TEXT TO READ>
Sunday, 26 May 2013

Arguments for Scottish independence part 2: Oil

A thing that bugs me about The Economist is its bias. Like with Hugo Chavez, in what was effectively an obituary they still found time to go on about his recklessness and his “corrupt, oil-fuelled autocracy”, but failed to mention how in amongst the grandstanding, Venezuala has a soveriegn wealth fund worth $800m.

By contrast Scotland and the rest of the UK doesn't have one at all, which makes North Sea oil, so far, an incredible, missed opportunity. Sure, go to Aberdeen and you’ll see more new build executive villas, 4x4s and giant plasma screen tellies than you can shake a stick at. But, these belong to people who – like the UK government – are spending today what won’t, evenetually be there tomorrow.

This uniquely British approach to oil dates back to the 1976 UK financial crisis that saw Britain apply to the IMF for a bail out. In these circumstances the associated rush to bring oil on shore made sense as the new revenues then helped ease immediate and pressing financial problems (the "lax" approach to health and safety this also involved is somewhat less justifiable, but does strenghten the moral case for regarding North Sea oil as a distinctively Scottish asset). Over time the UK government’s fixation with spending every penny oil generated as soon as it could became less justifiable, something that made North Sea oil forward production curves increasingly handy.  

I’ve seen loads of these production forecasts over the years, so many I just pulled the one presented above randomly off the internet without bothering to check when it was produced. This is because each one tells the same story; North Sea oil production has peaked, it’s now in decline and within a couple of decades it’ll all be gone. Given this (1) why bother setting up a soveriegn wealth fund and (2) Scotland had better stay in the union because when the oil runs out we’ll be fecked.

Except, every year when the production curves get refreshed they push the end date out another few years. The reasons why are straightforward. Well when I say reasons, I mean reason. So sure sure, technological advances are a factor, but really it’s about price. As North Sea oil is relatively expensive to produce, North sea oil production has a relatively high hurdle rate i.e. the price below which its not worth bothering about. Hence, every production curve is actually a forecast of how much oil it will be economic to produce, not how much is left. As prices rise more oil becomes economic to produce and the production curve shifts that bit further to the right. Globally, the most obvious example of this are the Canadian tar sands, which have gone from being well sand really to one of the world’s largest oil reserves.

STATED EXERCISE 1> In the post on Scottish independence and oil, swap "Aberdeen" for "Inverness" and write out the passage starting with "By contrast Scotland" and going on through "be there tomorrow.".
STATED EXERCISE 2> The post on Scottish independence and oil names things you will see if you go to Aberdeen. List each of them.
STATED EXERCISE 3> Carry on the post about Scottish independence and North Sea oil from its last sentence.
You will not need the records for any of this.

Records
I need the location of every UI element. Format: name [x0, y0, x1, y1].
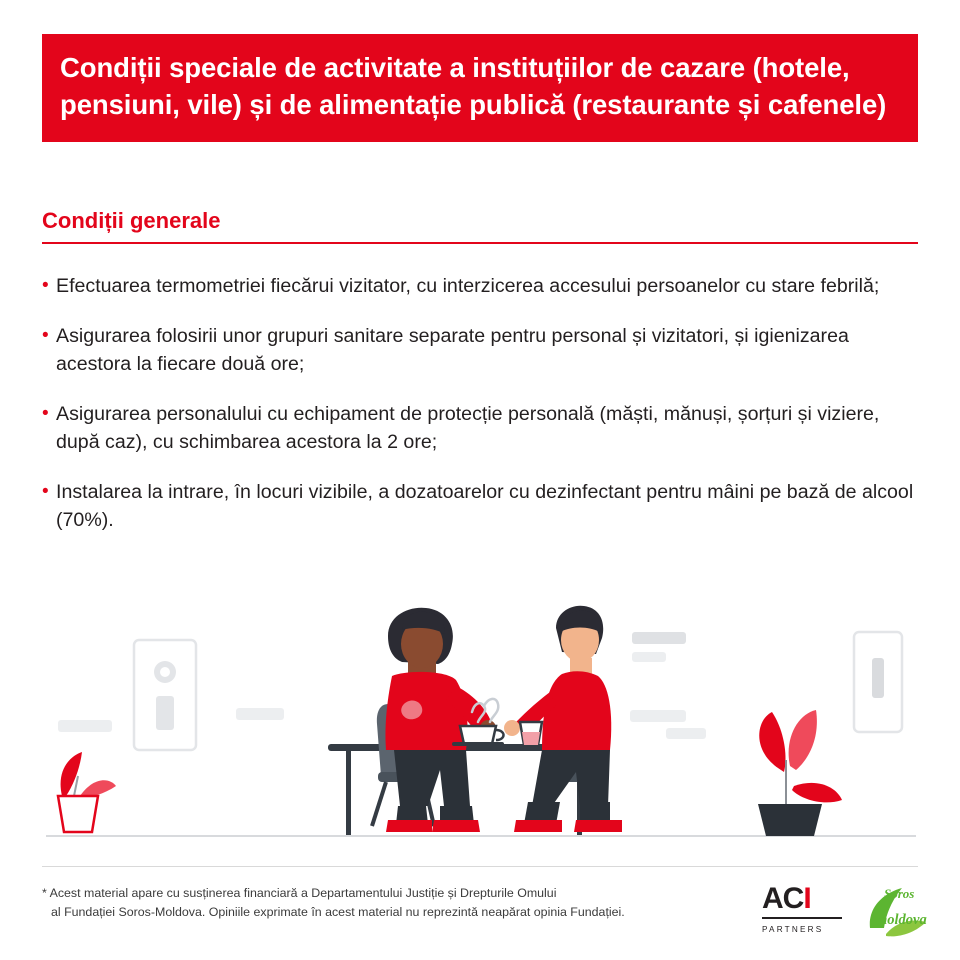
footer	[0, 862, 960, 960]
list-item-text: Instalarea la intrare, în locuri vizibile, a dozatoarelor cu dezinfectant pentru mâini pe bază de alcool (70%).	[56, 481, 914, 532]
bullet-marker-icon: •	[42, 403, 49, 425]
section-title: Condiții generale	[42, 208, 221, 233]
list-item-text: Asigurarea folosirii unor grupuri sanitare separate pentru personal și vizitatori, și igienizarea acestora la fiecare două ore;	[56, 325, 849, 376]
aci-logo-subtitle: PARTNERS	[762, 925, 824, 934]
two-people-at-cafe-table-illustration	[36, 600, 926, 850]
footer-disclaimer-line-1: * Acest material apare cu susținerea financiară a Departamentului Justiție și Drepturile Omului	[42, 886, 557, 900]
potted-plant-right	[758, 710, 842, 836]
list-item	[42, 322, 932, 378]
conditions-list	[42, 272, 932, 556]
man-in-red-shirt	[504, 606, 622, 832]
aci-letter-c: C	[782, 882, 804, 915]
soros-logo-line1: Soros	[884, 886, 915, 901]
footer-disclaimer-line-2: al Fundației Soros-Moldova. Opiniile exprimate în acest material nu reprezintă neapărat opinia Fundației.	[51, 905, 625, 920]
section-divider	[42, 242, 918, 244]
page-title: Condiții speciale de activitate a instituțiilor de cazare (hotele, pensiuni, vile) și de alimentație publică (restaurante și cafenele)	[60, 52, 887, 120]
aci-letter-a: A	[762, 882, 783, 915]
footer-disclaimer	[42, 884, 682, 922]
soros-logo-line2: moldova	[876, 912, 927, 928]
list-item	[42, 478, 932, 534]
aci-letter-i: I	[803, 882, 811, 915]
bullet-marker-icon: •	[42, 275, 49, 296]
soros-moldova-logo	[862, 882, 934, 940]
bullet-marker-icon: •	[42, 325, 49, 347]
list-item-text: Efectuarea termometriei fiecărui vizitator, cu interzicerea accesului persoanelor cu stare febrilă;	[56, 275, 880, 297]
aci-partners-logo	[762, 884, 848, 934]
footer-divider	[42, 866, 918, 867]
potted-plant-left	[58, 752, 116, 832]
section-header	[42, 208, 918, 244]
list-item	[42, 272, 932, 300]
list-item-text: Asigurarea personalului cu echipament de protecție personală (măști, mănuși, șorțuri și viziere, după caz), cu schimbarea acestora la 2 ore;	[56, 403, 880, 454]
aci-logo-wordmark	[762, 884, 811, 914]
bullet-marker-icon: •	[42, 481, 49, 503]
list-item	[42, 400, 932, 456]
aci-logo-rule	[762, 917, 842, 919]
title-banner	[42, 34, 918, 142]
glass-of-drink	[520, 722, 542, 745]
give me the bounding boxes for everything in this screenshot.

TASK RESULT 1>
By contrast Scotland and the rest of the UK doesn't have one at all, which makes North Sea oil, so far, an incredible, missed opportunity. Sure, go to Inverness and you’ll see more new build executive villas, 4x4s and giant plasma screen tellies than you can shake a stick at. But, these belong to people who – like the UK government – are spending today what won’t, evenetually be there tomorrow.

TASK RESULT 2>
- New build executive villas
- 4x4s
- Giant plasma screen tellies

TASK RESULT 3>
Now, picking through the historic data what stands out is how in the past supply side shocks have driven oil prices to record highs. Now though its more to do with demand due to global economic development, most obviously Chinese economic growth. And as this isn’t going away any time soon, while oil prices will certainly move about in the future, they remain unlikely to fall back to the levels seen in the 1990s anytime soon.

This in turn means North Sea oil will be with us for a good while yet, which has obvious implications re: the Union. As no UK government has ever shown itself to be the slightest bit willing to view North Sea oil as anything other than an immediate cash cow to be milked as aggresively as possible, staying in the Union means when North Sea oil does eventually run out, the benefits of this once in a (nation’s) lifetime opportunity will already have been frittered away on tax cuts and London based legacy projects. Plus, the Scottish post-industrial experience suggests Aberdeenshire’s post-oil experience will not be pretty.

Given this independence is the only option if we want to establish a permanent, positive North Sea oil legacy. Leaving the union and establishing a Scottish soveriegn wealth fund will also address the volatility issue raised by the UK treasury in its scaremongering tosh about Scottish independence – in good years more money gets paid in, in bad years less. There. Sorted. Easy.

To put this another way, I’d rather North Sea oil revenues eventually funded the university I hope my grandchildren attend than had been pissed away putting up the millenium dome.

Thursday, 23 May 2013

New Treasury study proves Scottish independence would kill the Scottish economy

Wow. No seriously, WOW. After the first Treasury paper on currency options for an independent Scotland I knew any other stuff they trotted out would be at least as annoying, but with the “Scotland analysis: Financial services and banking” paper they’ve really outdone themselves.

So lets start with the basics – in the executive summary they say “The Scottish banking sector would be exceptionally large compared to the size of an independent Scotland’s economy, making it more vulnerable to ­financial shocks than it is as part of the larger UK…. Scottish banks have assets totalling around 1254 per cent of an independent Scotland’s GDP”. They continue by noting “The banking sector in an independent Scotland would be dominated by the two largest banks – the Bank of Scotland and the Royal Bank of Scotland (RBS).”

Hmm. Can you spot the deliberate mistake there, can you? No? Here’s a clue – Bank of Scotland (BoS) merged with the Halifax to form HBoS in 2001. This was followed by a campaign to keep the HBoS HQ in Edinburgh, because well it wasn’t really a Scottish bank anymore. Then HBoS was taken over by Lloyds TSB in 2009 and is now a wholly owned subsiduary of the Lloyds Banking Group. There are, I’m sure, various Scottish registered Bank of Scotland related legal entitites, but there is no Bank of Scotland in an especially meaningful sense; other than as a brand, it is dead, it has ceased to exist.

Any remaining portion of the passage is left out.